+++ SOURCE MATERIAL

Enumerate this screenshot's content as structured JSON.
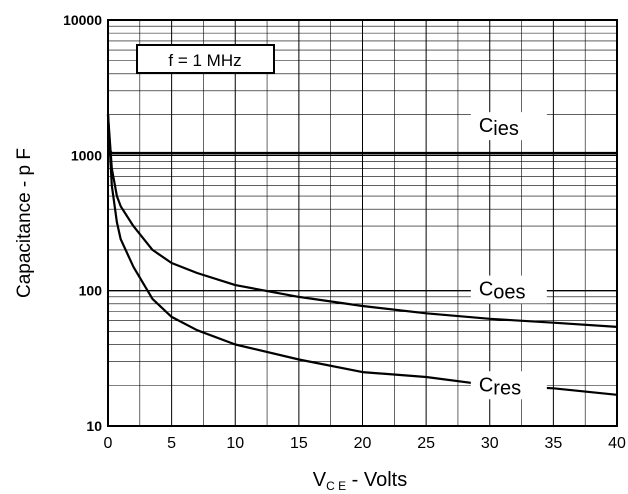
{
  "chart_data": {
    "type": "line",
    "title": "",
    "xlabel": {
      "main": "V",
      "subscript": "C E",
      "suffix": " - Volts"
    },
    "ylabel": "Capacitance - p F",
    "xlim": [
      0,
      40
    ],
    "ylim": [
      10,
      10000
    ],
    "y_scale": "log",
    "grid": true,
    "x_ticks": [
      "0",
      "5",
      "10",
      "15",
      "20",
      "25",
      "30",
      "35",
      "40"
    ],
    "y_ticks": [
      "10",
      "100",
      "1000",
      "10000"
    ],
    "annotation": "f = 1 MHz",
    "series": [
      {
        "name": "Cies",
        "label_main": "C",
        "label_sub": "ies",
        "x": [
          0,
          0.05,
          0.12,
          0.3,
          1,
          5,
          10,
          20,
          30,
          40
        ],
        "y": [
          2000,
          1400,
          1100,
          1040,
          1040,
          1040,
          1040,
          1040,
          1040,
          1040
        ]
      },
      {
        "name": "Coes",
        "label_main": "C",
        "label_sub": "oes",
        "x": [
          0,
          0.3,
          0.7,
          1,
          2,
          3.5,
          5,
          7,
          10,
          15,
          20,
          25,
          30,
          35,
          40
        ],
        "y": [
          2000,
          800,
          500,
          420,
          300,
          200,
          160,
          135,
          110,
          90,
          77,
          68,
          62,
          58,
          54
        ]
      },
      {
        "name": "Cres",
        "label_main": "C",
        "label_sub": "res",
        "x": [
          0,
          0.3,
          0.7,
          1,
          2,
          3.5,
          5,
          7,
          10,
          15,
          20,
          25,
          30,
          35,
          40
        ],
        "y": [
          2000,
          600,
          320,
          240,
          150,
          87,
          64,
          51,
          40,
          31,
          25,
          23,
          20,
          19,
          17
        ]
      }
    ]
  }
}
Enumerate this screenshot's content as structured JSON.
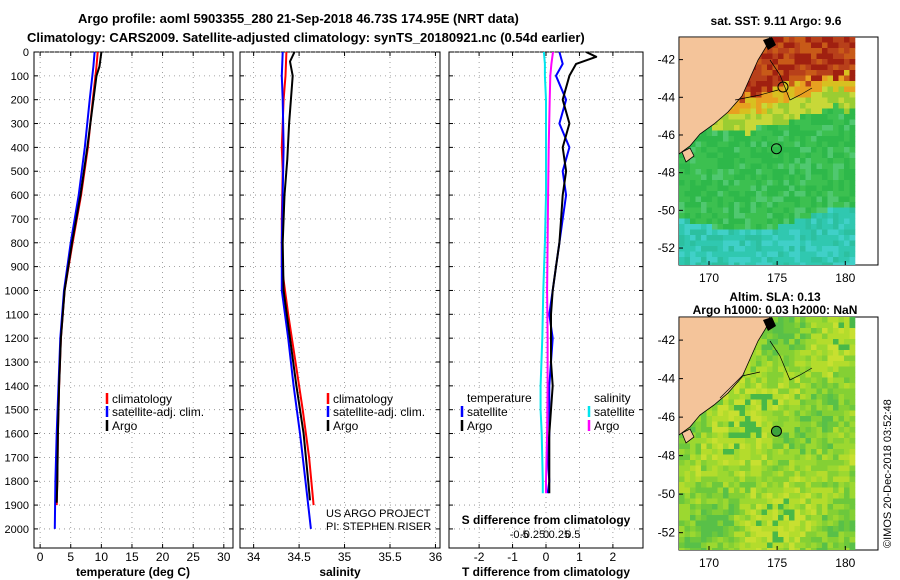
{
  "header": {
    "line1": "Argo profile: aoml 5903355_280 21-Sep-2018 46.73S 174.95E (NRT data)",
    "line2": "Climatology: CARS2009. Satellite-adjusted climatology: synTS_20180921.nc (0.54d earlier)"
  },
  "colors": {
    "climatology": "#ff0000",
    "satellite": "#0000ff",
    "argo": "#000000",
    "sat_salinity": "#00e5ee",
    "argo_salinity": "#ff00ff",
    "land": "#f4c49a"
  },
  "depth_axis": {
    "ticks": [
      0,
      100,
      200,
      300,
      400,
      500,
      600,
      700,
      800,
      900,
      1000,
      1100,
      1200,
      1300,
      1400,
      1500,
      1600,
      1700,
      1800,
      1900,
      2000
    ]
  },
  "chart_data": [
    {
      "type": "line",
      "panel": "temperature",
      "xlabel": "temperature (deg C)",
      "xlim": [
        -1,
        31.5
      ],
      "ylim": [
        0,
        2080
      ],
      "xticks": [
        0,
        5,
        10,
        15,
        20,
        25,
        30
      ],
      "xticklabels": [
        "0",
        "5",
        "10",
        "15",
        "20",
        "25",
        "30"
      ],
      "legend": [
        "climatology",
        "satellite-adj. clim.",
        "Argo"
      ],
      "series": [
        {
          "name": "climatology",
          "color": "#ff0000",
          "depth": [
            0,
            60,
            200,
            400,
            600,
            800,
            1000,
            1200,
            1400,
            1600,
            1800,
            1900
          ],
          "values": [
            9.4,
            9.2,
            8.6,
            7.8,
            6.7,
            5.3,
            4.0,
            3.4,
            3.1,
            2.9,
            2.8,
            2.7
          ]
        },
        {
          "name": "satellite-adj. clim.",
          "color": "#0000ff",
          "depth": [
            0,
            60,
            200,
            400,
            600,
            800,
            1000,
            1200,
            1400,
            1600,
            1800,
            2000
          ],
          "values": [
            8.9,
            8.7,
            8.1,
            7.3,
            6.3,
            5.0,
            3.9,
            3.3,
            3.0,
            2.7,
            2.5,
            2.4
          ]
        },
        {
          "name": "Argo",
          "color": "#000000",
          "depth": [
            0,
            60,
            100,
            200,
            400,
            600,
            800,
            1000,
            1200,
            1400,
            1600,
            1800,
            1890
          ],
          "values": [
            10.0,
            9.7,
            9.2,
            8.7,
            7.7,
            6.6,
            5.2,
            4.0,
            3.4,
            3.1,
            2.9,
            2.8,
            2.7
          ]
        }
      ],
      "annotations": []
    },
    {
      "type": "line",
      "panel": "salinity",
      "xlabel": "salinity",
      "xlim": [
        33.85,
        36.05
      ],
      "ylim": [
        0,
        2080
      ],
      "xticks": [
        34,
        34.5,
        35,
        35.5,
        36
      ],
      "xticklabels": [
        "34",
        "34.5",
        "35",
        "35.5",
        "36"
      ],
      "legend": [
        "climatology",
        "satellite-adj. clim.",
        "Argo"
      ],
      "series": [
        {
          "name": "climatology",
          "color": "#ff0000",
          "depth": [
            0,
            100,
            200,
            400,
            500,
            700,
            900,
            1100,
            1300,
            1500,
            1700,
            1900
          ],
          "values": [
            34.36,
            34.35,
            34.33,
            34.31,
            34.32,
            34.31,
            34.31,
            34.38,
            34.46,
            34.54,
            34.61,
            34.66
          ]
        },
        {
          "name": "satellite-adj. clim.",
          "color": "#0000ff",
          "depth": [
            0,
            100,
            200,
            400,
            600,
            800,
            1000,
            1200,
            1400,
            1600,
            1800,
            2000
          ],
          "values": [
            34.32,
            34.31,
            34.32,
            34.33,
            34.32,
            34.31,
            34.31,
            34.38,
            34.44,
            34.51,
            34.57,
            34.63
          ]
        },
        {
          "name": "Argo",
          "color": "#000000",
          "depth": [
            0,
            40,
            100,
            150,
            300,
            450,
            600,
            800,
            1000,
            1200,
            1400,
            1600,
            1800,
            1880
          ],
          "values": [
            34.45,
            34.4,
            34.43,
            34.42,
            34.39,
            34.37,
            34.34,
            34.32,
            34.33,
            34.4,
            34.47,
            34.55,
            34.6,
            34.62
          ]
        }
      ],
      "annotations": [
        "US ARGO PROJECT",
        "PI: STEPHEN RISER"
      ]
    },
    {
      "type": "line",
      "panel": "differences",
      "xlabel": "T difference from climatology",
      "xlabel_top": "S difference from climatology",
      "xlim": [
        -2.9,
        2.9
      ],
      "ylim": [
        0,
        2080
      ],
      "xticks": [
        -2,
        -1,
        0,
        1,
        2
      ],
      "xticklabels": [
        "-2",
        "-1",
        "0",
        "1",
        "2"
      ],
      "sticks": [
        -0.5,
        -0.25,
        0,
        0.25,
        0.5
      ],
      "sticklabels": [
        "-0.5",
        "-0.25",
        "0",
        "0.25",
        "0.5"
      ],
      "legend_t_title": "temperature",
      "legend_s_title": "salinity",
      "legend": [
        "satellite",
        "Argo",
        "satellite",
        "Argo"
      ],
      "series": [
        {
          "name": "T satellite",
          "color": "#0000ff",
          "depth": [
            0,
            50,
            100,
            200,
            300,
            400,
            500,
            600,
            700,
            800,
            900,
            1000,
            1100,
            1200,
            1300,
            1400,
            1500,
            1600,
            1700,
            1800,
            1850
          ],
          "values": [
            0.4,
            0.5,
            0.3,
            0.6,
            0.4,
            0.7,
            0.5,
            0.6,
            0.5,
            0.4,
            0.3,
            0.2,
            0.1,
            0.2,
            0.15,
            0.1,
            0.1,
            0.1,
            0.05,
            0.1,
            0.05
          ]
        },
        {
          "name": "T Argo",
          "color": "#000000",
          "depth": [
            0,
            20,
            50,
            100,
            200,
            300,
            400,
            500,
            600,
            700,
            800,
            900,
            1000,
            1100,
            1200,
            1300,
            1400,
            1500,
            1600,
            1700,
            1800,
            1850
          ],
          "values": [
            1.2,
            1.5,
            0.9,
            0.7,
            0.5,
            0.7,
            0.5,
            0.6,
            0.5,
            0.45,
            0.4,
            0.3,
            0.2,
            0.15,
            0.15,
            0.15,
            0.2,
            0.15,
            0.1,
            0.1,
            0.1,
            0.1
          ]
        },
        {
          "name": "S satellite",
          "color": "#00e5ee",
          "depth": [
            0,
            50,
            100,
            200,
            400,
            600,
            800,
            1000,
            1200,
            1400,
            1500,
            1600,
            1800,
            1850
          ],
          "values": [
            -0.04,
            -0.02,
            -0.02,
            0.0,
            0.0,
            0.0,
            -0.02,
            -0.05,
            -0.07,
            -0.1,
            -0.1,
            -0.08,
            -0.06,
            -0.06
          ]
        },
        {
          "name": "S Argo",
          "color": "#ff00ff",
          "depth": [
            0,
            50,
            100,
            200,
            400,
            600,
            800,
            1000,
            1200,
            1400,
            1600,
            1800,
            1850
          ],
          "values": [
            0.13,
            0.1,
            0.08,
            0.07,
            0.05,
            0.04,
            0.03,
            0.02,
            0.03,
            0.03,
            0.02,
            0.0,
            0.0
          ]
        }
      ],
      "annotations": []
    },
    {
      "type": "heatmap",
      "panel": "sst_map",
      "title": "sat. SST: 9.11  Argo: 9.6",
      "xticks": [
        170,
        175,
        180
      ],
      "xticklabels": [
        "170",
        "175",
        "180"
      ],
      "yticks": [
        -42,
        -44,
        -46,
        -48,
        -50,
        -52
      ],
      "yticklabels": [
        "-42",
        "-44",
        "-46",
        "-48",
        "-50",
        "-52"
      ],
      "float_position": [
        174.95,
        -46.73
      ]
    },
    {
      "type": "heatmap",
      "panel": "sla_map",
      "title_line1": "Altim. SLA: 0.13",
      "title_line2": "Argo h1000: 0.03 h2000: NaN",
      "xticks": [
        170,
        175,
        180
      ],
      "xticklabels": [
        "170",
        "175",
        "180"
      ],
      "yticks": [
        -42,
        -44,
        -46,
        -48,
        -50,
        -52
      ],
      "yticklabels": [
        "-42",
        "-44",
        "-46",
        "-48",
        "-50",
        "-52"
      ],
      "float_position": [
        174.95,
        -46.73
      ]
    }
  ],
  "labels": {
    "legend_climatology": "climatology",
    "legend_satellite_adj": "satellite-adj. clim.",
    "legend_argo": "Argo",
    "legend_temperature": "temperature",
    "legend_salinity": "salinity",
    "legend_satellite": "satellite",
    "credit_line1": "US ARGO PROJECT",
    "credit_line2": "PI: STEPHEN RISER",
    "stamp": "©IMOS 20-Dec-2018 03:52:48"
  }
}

++++++

- REQUIREMENTS -
Where a line of the material above holds the string "PROJECT", copy that line.

- EXERCISE OUTPUT -
        "US ARGO PROJECT",
    "credit_line1": "US ARGO PROJECT",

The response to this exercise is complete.